PROBLEM TO SOLVE:
Where a line contains the string "date", copy that line.

RECORDS FOR THE TASK:
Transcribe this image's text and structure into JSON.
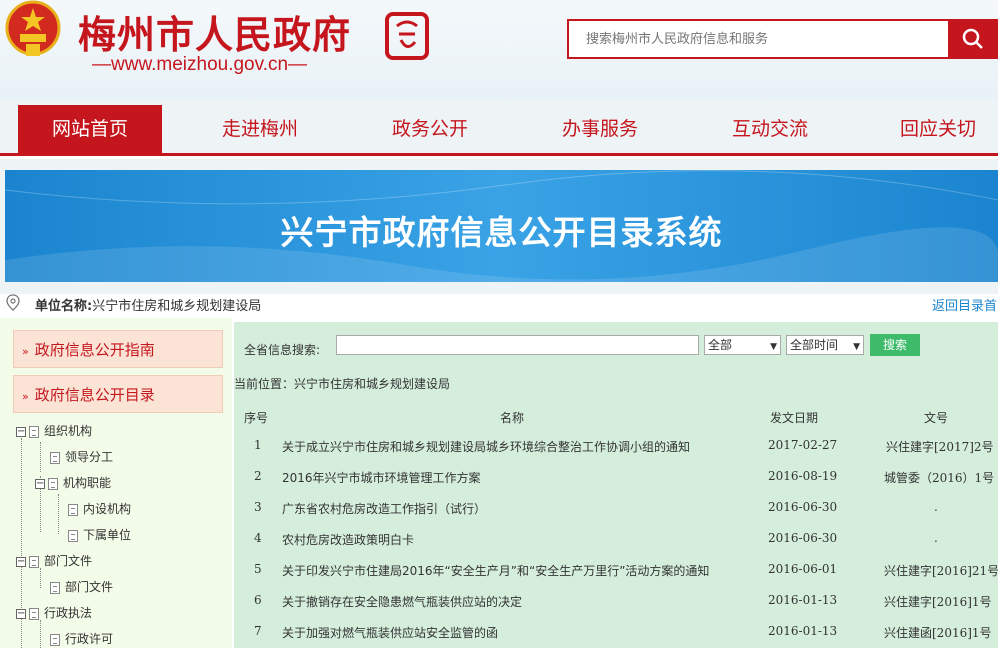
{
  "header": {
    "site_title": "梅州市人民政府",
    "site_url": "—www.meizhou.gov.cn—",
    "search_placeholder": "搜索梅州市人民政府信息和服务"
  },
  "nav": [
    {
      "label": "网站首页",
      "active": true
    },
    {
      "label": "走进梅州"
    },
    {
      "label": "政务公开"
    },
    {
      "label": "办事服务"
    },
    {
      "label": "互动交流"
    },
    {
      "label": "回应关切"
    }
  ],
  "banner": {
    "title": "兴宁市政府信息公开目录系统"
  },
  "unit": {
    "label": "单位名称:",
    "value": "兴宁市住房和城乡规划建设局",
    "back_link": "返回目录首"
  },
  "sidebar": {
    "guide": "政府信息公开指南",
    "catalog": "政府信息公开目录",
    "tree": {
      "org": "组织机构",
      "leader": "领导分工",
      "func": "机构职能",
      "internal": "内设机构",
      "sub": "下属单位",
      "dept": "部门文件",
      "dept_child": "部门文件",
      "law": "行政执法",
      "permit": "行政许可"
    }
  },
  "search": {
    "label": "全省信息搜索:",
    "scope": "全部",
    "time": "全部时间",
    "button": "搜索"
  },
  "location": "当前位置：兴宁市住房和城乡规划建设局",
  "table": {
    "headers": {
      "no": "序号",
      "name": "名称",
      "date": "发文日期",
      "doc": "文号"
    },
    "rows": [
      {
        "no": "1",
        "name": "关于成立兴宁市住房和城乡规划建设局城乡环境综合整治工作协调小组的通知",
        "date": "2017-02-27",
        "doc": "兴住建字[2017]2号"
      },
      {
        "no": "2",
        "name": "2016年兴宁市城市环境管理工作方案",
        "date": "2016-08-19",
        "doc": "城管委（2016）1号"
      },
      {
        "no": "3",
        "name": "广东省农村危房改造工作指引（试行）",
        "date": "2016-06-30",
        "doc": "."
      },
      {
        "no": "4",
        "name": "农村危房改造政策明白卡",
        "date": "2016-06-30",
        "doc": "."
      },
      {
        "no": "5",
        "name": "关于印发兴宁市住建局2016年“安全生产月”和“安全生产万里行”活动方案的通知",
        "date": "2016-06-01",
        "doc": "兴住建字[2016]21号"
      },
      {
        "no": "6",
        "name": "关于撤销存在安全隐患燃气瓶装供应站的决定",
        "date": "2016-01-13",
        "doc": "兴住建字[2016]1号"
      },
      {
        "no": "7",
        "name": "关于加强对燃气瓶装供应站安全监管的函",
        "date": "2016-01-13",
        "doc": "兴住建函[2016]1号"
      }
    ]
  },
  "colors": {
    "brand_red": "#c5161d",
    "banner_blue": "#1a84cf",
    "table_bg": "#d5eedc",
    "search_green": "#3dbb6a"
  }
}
* * *
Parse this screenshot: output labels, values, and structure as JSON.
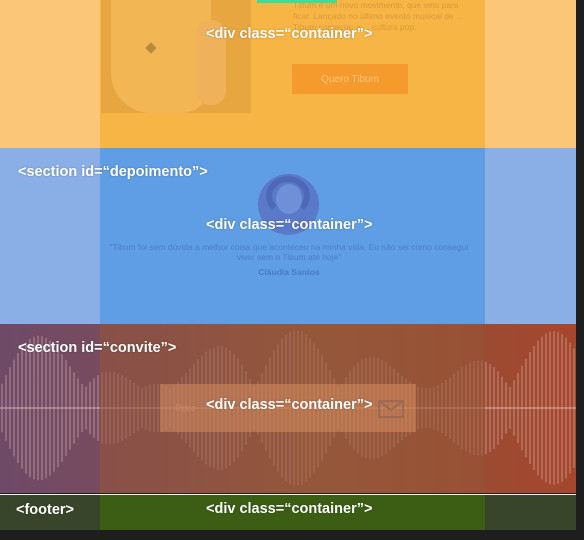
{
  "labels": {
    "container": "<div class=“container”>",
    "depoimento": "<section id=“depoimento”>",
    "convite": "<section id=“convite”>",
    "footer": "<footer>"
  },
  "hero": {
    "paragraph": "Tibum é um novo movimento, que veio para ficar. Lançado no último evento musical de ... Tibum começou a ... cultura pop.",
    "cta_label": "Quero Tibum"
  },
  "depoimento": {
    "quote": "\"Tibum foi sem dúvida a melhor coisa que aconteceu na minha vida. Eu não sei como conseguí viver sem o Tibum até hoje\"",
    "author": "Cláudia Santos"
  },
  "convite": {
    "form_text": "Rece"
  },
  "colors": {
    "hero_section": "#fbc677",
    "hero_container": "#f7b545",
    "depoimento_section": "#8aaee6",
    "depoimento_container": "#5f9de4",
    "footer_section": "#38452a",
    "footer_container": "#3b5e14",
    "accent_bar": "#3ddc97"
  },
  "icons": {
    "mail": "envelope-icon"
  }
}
---
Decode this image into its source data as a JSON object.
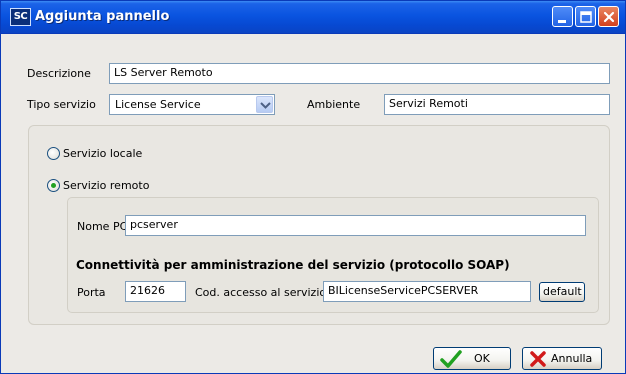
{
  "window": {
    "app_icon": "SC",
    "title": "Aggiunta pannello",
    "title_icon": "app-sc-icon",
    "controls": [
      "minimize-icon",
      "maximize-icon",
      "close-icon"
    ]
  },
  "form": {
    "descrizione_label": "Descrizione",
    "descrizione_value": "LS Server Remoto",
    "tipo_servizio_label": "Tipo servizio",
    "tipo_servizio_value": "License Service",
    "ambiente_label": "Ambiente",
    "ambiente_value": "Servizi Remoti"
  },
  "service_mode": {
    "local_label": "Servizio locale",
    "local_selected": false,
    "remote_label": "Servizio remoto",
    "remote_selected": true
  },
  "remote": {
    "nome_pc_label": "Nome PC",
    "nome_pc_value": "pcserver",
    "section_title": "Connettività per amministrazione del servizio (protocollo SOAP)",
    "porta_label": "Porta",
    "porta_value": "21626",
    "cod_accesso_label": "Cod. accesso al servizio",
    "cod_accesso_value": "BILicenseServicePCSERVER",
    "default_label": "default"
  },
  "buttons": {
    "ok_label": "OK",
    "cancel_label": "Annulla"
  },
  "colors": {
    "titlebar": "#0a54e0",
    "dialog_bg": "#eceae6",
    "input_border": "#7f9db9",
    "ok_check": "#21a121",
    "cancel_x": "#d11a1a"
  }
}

EXERCISE ANSWER:
      "date": "发文日期",
        "date": "2017-02-27",
        "date": "2016-08-19",
        "date": "2016-06-30",
        "date": "2016-06-30",
        "date": "2016-06-01",
        "date": "2016-01-13",
        "date": "2016-01-13",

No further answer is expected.